What needs to be done –
Copy all of the records below verbatim.

[Data extracted from a collection]
########
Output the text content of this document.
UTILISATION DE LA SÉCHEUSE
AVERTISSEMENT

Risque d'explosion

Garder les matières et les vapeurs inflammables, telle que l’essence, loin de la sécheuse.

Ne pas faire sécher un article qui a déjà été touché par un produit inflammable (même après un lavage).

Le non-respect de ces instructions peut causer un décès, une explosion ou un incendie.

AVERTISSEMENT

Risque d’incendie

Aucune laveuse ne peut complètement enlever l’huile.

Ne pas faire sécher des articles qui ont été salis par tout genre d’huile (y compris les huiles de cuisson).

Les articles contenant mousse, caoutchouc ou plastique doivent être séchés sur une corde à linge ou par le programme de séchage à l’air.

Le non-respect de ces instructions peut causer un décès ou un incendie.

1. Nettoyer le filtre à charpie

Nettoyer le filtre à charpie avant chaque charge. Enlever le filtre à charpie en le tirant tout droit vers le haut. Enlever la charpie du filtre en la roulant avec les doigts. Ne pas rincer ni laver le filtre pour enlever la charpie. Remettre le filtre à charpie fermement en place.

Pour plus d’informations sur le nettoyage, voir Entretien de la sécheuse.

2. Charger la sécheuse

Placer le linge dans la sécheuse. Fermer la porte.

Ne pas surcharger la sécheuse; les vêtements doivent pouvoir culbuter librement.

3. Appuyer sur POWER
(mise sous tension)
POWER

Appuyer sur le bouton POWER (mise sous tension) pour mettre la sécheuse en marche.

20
########
Response below –
Output the text content of this document.
UTILISATION DE LA SÉCHEUSE
AVERTISSEMENT

Risque d'explosion

Garder les matières et les vapeurs inflammables, telle que l’essence, loin de la sécheuse.

Ne pas faire sécher un article qui a déjà été touché par un produit inflammable (même après un lavage).

Le non-respect de ces instructions peut causer un décès, une explosion ou un incendie.

AVERTISSEMENT

Risque d’incendie

Aucune laveuse ne peut complètement enlever l’huile.

Ne pas faire sécher des articles qui ont été salis par tout genre d’huile (y compris les huiles de cuisson).

Les articles contenant mousse, caoutchouc ou plastique doivent être séchés sur une corde à linge ou par le programme de séchage à l’air.

Le non-respect de ces instructions peut causer un décès ou un incendie.

1. Nettoyer le filtre à charpie

Nettoyer le filtre à charpie avant chaque charge. Enlever le filtre à charpie en le tirant tout droit vers le haut. Enlever la charpie du filtre en la roulant avec les doigts. Ne pas rincer ni laver le filtre pour enlever la charpie. Remettre le filtre à charpie fermement en place.

Pour plus d’informations sur le nettoyage, voir Entretien de la sécheuse.

2. Charger la sécheuse

Placer le linge dans la sécheuse. Fermer la porte.

Ne pas surcharger la sécheuse; les vêtements doivent pouvoir culbuter librement.

3. Appuyer sur POWER
(mise sous tension)
POWER

Appuyer sur le bouton POWER (mise sous tension) pour mettre la sécheuse en marche.

20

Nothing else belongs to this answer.